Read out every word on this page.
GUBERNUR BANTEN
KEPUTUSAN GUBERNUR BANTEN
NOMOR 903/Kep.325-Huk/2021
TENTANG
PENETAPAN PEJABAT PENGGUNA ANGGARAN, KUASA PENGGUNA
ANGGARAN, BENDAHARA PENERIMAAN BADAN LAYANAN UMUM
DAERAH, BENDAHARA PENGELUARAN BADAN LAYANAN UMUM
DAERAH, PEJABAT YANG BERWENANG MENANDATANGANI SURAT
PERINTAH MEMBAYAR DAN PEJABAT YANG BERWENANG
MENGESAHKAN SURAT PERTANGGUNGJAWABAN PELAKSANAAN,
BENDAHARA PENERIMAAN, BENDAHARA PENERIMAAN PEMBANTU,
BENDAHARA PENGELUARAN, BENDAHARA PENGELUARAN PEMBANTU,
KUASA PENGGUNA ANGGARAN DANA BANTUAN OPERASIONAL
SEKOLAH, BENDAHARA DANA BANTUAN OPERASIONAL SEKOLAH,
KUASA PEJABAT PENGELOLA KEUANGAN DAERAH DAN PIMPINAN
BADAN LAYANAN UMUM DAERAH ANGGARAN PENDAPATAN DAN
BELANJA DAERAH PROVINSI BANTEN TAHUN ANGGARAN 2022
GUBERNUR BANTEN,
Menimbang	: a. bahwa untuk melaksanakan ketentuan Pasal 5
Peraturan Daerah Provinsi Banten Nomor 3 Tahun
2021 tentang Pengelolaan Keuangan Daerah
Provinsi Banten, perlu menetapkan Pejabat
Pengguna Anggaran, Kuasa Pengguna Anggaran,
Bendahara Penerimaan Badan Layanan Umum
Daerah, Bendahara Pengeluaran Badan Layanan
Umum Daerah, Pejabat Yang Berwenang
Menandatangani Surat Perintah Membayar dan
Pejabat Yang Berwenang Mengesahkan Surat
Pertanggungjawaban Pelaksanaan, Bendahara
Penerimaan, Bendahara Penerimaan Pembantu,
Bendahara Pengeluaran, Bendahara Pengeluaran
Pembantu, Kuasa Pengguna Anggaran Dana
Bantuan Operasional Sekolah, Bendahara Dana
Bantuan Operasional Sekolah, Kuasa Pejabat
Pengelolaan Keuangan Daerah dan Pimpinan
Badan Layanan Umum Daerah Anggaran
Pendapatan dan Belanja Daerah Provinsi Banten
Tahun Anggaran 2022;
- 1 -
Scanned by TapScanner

####

■ **WRITTEN TASK**:
Write the listing out again, exactly as it reads.

■ **FULL SOLUTION**:
Read out every word on this page.
GUBERNUR BANTEN
KEPUTUSAN GUBERNUR BANTEN
NOMOR 903/Kep.325-Huk/2021
TENTANG
PENETAPAN PEJABAT PENGGUNA ANGGARAN, KUASA PENGGUNA
ANGGARAN, BENDAHARA PENERIMAAN BADAN LAYANAN UMUM
DAERAH, BENDAHARA PENGELUARAN BADAN LAYANAN UMUM
DAERAH, PEJABAT YANG BERWENANG MENANDATANGANI SURAT
PERINTAH MEMBAYAR DAN PEJABAT YANG BERWENANG
MENGESAHKAN SURAT PERTANGGUNGJAWABAN PELAKSANAAN,
BENDAHARA PENERIMAAN, BENDAHARA PENERIMAAN PEMBANTU,
BENDAHARA PENGELUARAN, BENDAHARA PENGELUARAN PEMBANTU,
KUASA PENGGUNA ANGGARAN DANA BANTUAN OPERASIONAL
SEKOLAH, BENDAHARA DANA BANTUAN OPERASIONAL SEKOLAH,
KUASA PEJABAT PENGELOLA KEUANGAN DAERAH DAN PIMPINAN
BADAN LAYANAN UMUM DAERAH ANGGARAN PENDAPATAN DAN
BELANJA DAERAH PROVINSI BANTEN TAHUN ANGGARAN 2022
GUBERNUR BANTEN,
Menimbang	: a. bahwa untuk melaksanakan ketentuan Pasal 5
Peraturan Daerah Provinsi Banten Nomor 3 Tahun
2021 tentang Pengelolaan Keuangan Daerah
Provinsi Banten, perlu menetapkan Pejabat
Pengguna Anggaran, Kuasa Pengguna Anggaran,
Bendahara Penerimaan Badan Layanan Umum
Daerah, Bendahara Pengeluaran Badan Layanan
Umum Daerah, Pejabat Yang Berwenang
Menandatangani Surat Perintah Membayar dan
Pejabat Yang Berwenang Mengesahkan Surat
Pertanggungjawaban Pelaksanaan, Bendahara
Penerimaan, Bendahara Penerimaan Pembantu,
Bendahara Pengeluaran, Bendahara Pengeluaran
Pembantu, Kuasa Pengguna Anggaran Dana
Bantuan Operasional Sekolah, Bendahara Dana
Bantuan Operasional Sekolah, Kuasa Pejabat
Pengelolaan Keuangan Daerah dan Pimpinan
Badan Layanan Umum Daerah Anggaran
Pendapatan dan Belanja Daerah Provinsi Banten
Tahun Anggaran 2022;
- 1 -
Scanned by TapScanner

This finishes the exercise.